_What is expected_:
Print, word for word, the lines in the entries below, starting at the line that contains "grid-line xyxy=(36,107,501,108)" and ending at the line that contains "y-tick-line xyxy=(30,189,36,190)", with both of those lines included. Print nothing else.

_Data provided_:
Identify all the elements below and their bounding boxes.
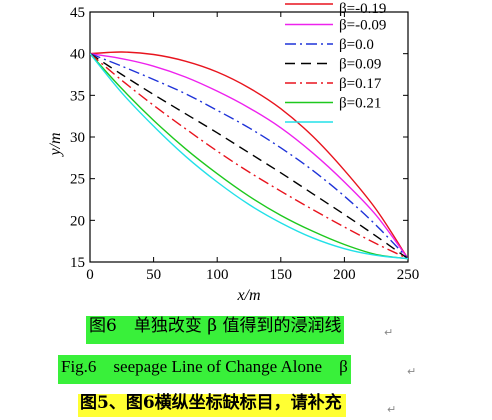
x-tick-label: 50	[146, 267, 161, 283]
legend-label-2: β=0.0	[339, 37, 374, 53]
legend-label-1: β=-0.09	[339, 18, 386, 34]
legend-label-5: β=0.21	[339, 96, 381, 112]
series-line-1	[90, 52, 408, 260]
legend: β=-0.09 β=0.0 β=0.09 β=0.17 β=0.21 β=-0.19	[285, 1, 386, 123]
paragraph-mark: ↵	[407, 365, 417, 378]
x-axis-label: x/m	[236, 287, 260, 304]
y-tick-label: 25	[70, 172, 85, 188]
paragraph-mark: ↵	[384, 326, 394, 339]
editor-note: 图5、图6横纵坐标缺标目，请补充	[78, 394, 346, 417]
series-line-5	[90, 53, 408, 260]
y-tick-label: 40	[70, 47, 85, 63]
series-line-0	[90, 51, 408, 260]
paragraph-mark: ↵	[387, 403, 397, 416]
seepage-line-chart: 0 50 100 150 200 250 15 20 25 30 35 40 45 β=-0.09 β=0…	[47, 1, 419, 304]
figure-caption-english: Fig.6 seepage Line of Change Alone β	[58, 355, 351, 384]
figure-caption-chinese: 图6 单独改变 β 值得到的浸润线	[86, 316, 345, 344]
x-tick-label: 200	[333, 267, 356, 283]
x-tick-label: 250	[397, 267, 420, 283]
legend-label-clipped: β=-0.19	[339, 1, 386, 17]
y-tick-label: 30	[70, 130, 85, 146]
legend-label-4: β=0.17	[339, 76, 382, 92]
y-axis-label: y/m	[47, 132, 64, 157]
series-lines	[90, 51, 408, 260]
x-tick-label: 0	[86, 267, 94, 283]
x-tick-label: 100	[206, 267, 229, 283]
series-line-6	[90, 53, 408, 260]
y-tick-label: 45	[70, 5, 85, 21]
y-tick-label: 15	[70, 255, 85, 271]
y-tick-label: 35	[70, 88, 85, 104]
series-line-3	[90, 53, 408, 260]
axis-ticks	[89, 11, 409, 263]
series-line-4	[90, 53, 408, 260]
legend-label-3: β=0.09	[339, 57, 381, 73]
x-tick-label: 150	[270, 267, 293, 283]
y-tick-label: 20	[70, 213, 85, 229]
series-line-2	[90, 53, 408, 260]
tick-labels: 0 50 100 150 200 250 15 20 25 30 35 40 45	[70, 5, 419, 283]
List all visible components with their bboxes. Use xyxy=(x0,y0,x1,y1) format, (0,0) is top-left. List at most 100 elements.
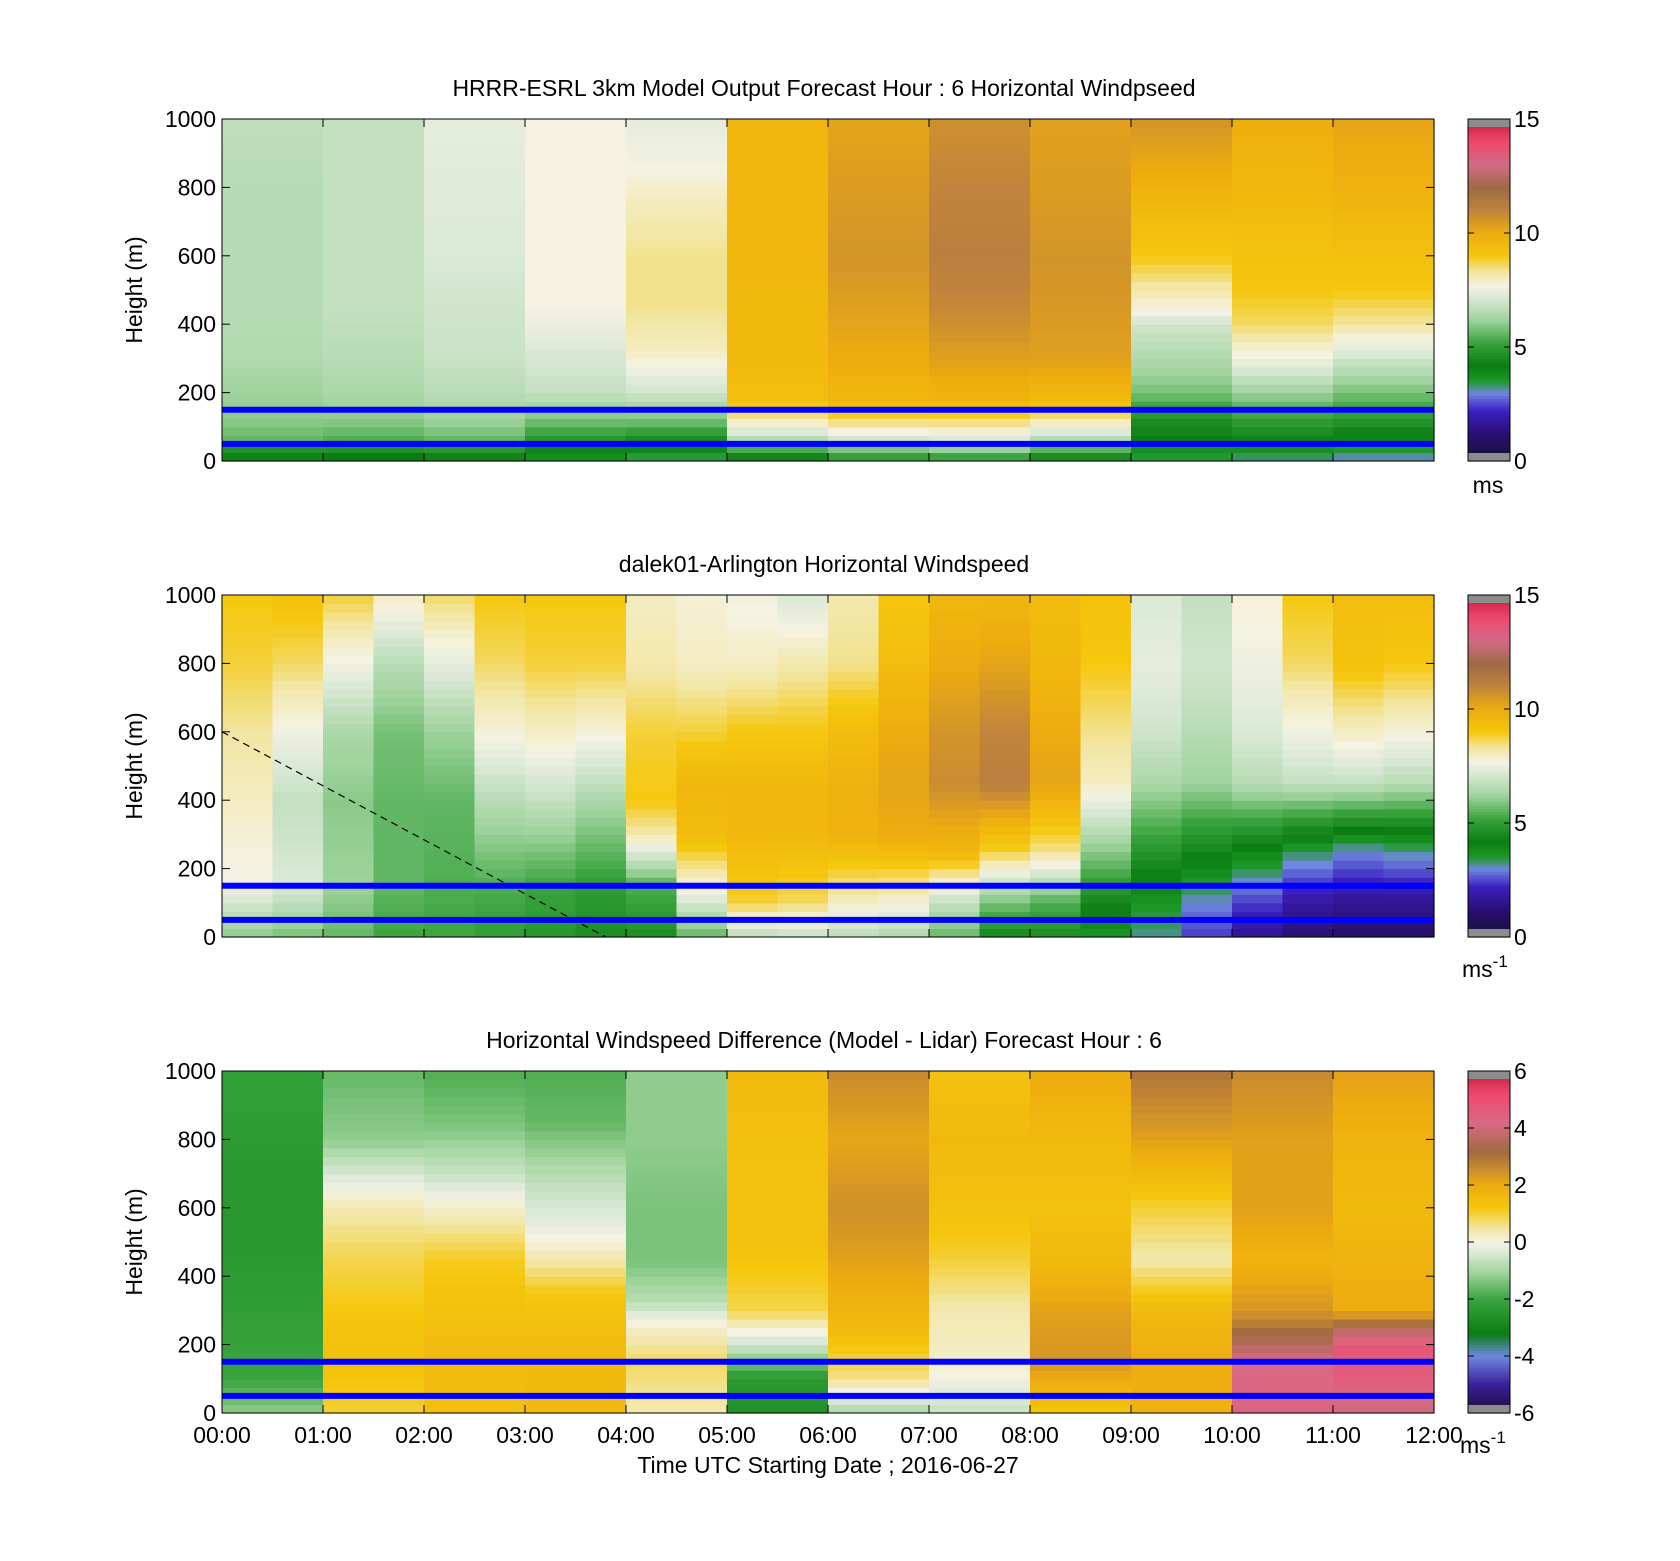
heatmap-cell xyxy=(323,612,375,622)
heatmap-cell xyxy=(878,757,930,767)
heatmap-cell xyxy=(222,680,274,690)
heatmap-cell xyxy=(777,877,829,887)
heatmap-cell xyxy=(828,204,930,214)
heatmap-cell xyxy=(626,1353,728,1363)
colorbar-segment xyxy=(1468,914,1510,918)
heatmap-cell xyxy=(272,808,324,818)
heatmap-cell xyxy=(878,868,930,878)
colorbar-segment xyxy=(1468,1165,1510,1169)
heatmap-cell xyxy=(424,851,476,861)
heatmap-cell xyxy=(474,620,526,630)
heatmap-cell xyxy=(424,800,476,810)
heatmap-cell xyxy=(626,153,728,163)
heatmap-cell xyxy=(424,1361,526,1371)
heatmap-cell xyxy=(474,868,526,878)
heatmap-column xyxy=(222,119,324,462)
heatmap-cell xyxy=(626,1327,728,1337)
heatmap-cell xyxy=(525,1242,627,1252)
colorbar-segment xyxy=(1468,614,1510,619)
heatmap-cell xyxy=(1383,731,1435,741)
heatmap-cell xyxy=(575,697,627,707)
heatmap-cell xyxy=(474,723,526,733)
heatmap-cell xyxy=(272,834,324,844)
heatmap-cell xyxy=(474,680,526,690)
heatmap-cell xyxy=(1232,1190,1334,1200)
heatmap-cell xyxy=(525,1267,627,1277)
heatmap-cell xyxy=(1131,1216,1233,1226)
heatmap-cell xyxy=(626,919,678,930)
heatmap-cell xyxy=(1181,808,1233,818)
heatmap-cell xyxy=(525,1310,627,1320)
heatmap-cell xyxy=(1131,885,1183,895)
heatmap-cell xyxy=(222,603,274,613)
colorbar-segment xyxy=(1468,1244,1510,1249)
heatmap-cell xyxy=(222,689,274,699)
colorbar-segment xyxy=(1468,925,1510,930)
colorbar-segment xyxy=(1468,1139,1510,1143)
heatmap-cell xyxy=(828,255,930,265)
heatmap-cell xyxy=(525,1259,627,1269)
heatmap-cell xyxy=(1232,919,1284,930)
colorbar-segment xyxy=(1468,825,1510,830)
colorbar-segment xyxy=(1468,141,1510,146)
heatmap-cell xyxy=(979,697,1031,707)
heatmap-cell xyxy=(323,663,375,673)
heatmap-cell xyxy=(222,1301,324,1311)
heatmap-cell xyxy=(1333,255,1435,265)
heatmap-cell xyxy=(424,1276,526,1286)
heatmap-cell xyxy=(676,842,728,853)
heatmap-cell xyxy=(626,629,678,639)
heatmap-cell xyxy=(828,298,930,308)
heatmap-cell xyxy=(727,680,779,690)
heatmap-cell xyxy=(424,842,476,853)
heatmap-cell xyxy=(424,663,476,673)
heatmap-cell xyxy=(1383,748,1435,759)
heatmap-cell xyxy=(1333,1361,1435,1371)
heatmap-cell xyxy=(323,332,425,342)
heatmap-cell xyxy=(272,757,324,767)
heatmap-cell xyxy=(525,264,627,274)
heatmap-cell xyxy=(878,740,930,750)
colorbar-segment xyxy=(1468,1156,1510,1160)
heatmap-cell xyxy=(424,1404,526,1414)
heatmap-cell xyxy=(424,452,526,462)
heatmap-cell xyxy=(1232,629,1284,639)
heatmap-cell xyxy=(323,401,425,411)
heatmap-cell xyxy=(424,731,476,741)
heatmap-cell xyxy=(323,1173,425,1183)
heatmap-cell xyxy=(626,1105,728,1115)
heatmap-cell xyxy=(1232,1361,1334,1371)
heatmap-cell xyxy=(222,153,324,163)
heatmap-cell xyxy=(626,766,678,776)
colorbar-segment xyxy=(1468,1182,1510,1186)
colorbar-segment xyxy=(1468,241,1510,245)
heatmap-cell xyxy=(424,612,476,622)
heatmap-cell xyxy=(474,911,526,921)
colorbar-segment xyxy=(1468,1344,1510,1349)
heatmap-cell xyxy=(676,928,728,938)
heatmap-cell xyxy=(828,443,930,454)
heatmap-cell xyxy=(727,689,779,699)
heatmap-cell xyxy=(626,1404,728,1414)
heatmap-cell xyxy=(323,714,375,724)
heatmap-column xyxy=(878,595,930,938)
heatmap-cell xyxy=(828,894,880,904)
colorbar-segment xyxy=(1468,173,1510,177)
heatmap-cell xyxy=(474,817,526,827)
heatmap-cell xyxy=(727,435,829,445)
heatmap-cell xyxy=(1333,1233,1435,1243)
heatmap-cell xyxy=(929,1233,1031,1243)
heatmap-cell xyxy=(929,1284,1031,1294)
colorbar-segment xyxy=(1468,147,1510,151)
heatmap-cell xyxy=(676,911,728,921)
heatmap-cell xyxy=(1131,384,1233,394)
y-tick-label: 400 xyxy=(178,311,216,337)
heatmap-cell xyxy=(1080,629,1132,639)
heatmap-cell xyxy=(1030,740,1082,750)
colorbar-segment xyxy=(1468,1327,1510,1331)
heatmap-cell xyxy=(676,825,728,835)
heatmap-cell xyxy=(1333,401,1435,411)
heatmap-cell xyxy=(1333,774,1385,784)
heatmap-cell xyxy=(1030,680,1082,690)
heatmap-cell xyxy=(1333,264,1435,274)
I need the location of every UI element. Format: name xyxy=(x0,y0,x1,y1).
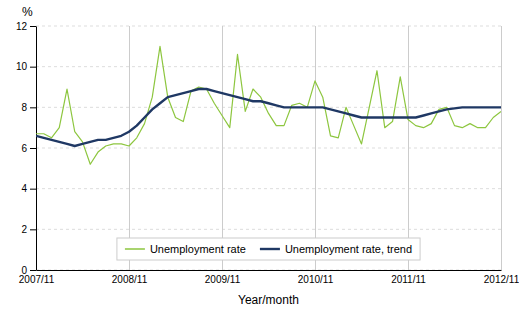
grid-line xyxy=(36,107,501,108)
y-tick-label: 12 xyxy=(16,21,28,32)
y-tick-line xyxy=(30,26,36,27)
x-tick-label: 2009/11 xyxy=(205,274,241,285)
x-tick-label: 2012/11 xyxy=(484,274,519,285)
x-tick-label: 2011/11 xyxy=(391,274,426,285)
x-tick-label: 2008/11 xyxy=(112,274,148,285)
y-tick-line xyxy=(30,148,36,149)
grid-line xyxy=(36,270,501,271)
legend-swatch xyxy=(125,248,145,250)
y-tick-line xyxy=(30,229,36,230)
y-tick-label: 4 xyxy=(21,183,27,194)
y-axis-line xyxy=(36,27,37,271)
grid-line xyxy=(36,188,501,189)
y-tick-line xyxy=(30,67,36,68)
x-tick-line xyxy=(501,26,502,270)
series-line xyxy=(36,89,501,146)
x-tick: 2012/11 xyxy=(484,26,519,285)
grid-line xyxy=(36,148,501,149)
legend-item: Unemployment rate, trend xyxy=(260,243,412,255)
x-axis-line xyxy=(37,270,502,271)
chart-container: 2007/11 2008/11 2009/11 2010/11 2011/11 2012/… xyxy=(0,0,519,312)
y-tick-line xyxy=(30,189,36,190)
y-tick: 2 xyxy=(21,224,36,235)
x-tick-line xyxy=(315,26,316,270)
y-tick-label: 8 xyxy=(21,102,27,113)
legend-item: Unemployment rate xyxy=(125,243,246,255)
y-axis: 0 2 4 6 8 10 12 xyxy=(16,21,37,276)
y-tick: 6 xyxy=(21,143,36,154)
legend-label: Unemployment rate xyxy=(150,243,246,255)
y-tick: 8 xyxy=(21,102,36,113)
legend-box xyxy=(117,238,420,260)
series-line xyxy=(36,46,501,164)
y-tick-line xyxy=(30,270,36,271)
y-grid xyxy=(36,26,501,270)
x-axis: 2007/11 2008/11 2009/11 2010/11 2011/11 2012/… xyxy=(19,26,519,285)
y-tick: 0 xyxy=(21,265,36,276)
x-tick-line xyxy=(36,26,37,270)
grid-line xyxy=(36,229,501,230)
y-tick-label: 6 xyxy=(21,143,27,154)
y-tick-label: 2 xyxy=(21,224,27,235)
y-tick: 4 xyxy=(21,183,36,194)
x-tick-label: 2007/11 xyxy=(19,274,55,285)
lines xyxy=(36,46,501,164)
y-tick: 10 xyxy=(16,61,36,72)
y-tick-line xyxy=(30,107,36,108)
plot-area: 2007/11 2008/11 2009/11 2010/11 2011/11 2012/… xyxy=(16,21,519,285)
grid-line xyxy=(36,66,501,67)
grid-line xyxy=(36,26,501,27)
x-tick-line xyxy=(408,26,409,270)
y-tick: 12 xyxy=(16,21,36,32)
chart-svg: 2007/11 2008/11 2009/11 2010/11 2011/11 2012/… xyxy=(0,0,519,312)
y-axis-title: % xyxy=(22,5,33,19)
x-tick-line xyxy=(129,26,130,270)
x-axis-title: Year/month xyxy=(238,293,299,307)
legend-label: Unemployment rate, trend xyxy=(285,243,412,255)
x-tick-line xyxy=(222,26,223,270)
legend: Unemployment rate Unemployment rate, tren… xyxy=(117,238,420,260)
y-tick-label: 0 xyxy=(21,265,27,276)
y-tick-label: 10 xyxy=(16,61,28,72)
legend-swatch xyxy=(260,248,280,250)
x-tick-label: 2010/11 xyxy=(298,274,334,285)
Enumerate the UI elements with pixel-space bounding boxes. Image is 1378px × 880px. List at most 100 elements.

_Written answer_:
grid-line xyxy=(36,107,501,108)
y-tick-label: 12 xyxy=(16,21,28,32)
y-tick-line xyxy=(30,26,36,27)
x-tick-label: 2009/11 xyxy=(205,274,241,285)
x-tick-label: 2012/11 xyxy=(484,274,519,285)
x-tick-label: 2011/11 xyxy=(391,274,426,285)
x-tick-label: 2008/11 xyxy=(112,274,148,285)
y-tick-line xyxy=(30,148,36,149)
grid-line xyxy=(36,270,501,271)
legend-swatch xyxy=(125,248,145,250)
y-tick-line xyxy=(30,229,36,230)
y-tick-label: 4 xyxy=(21,183,27,194)
y-axis-line xyxy=(36,27,37,271)
grid-line xyxy=(36,188,501,189)
y-tick-line xyxy=(30,67,36,68)
x-tick-line xyxy=(501,26,502,270)
series-line xyxy=(36,89,501,146)
x-tick: 2012/11 xyxy=(484,26,519,285)
grid-line xyxy=(36,148,501,149)
legend-item: Unemployment rate, trend xyxy=(260,243,412,255)
x-axis-line xyxy=(37,270,502,271)
chart-container: 2007/11 2008/11 2009/11 2010/11 2011/11 2012/… xyxy=(0,0,519,312)
y-tick-line xyxy=(30,189,36,190)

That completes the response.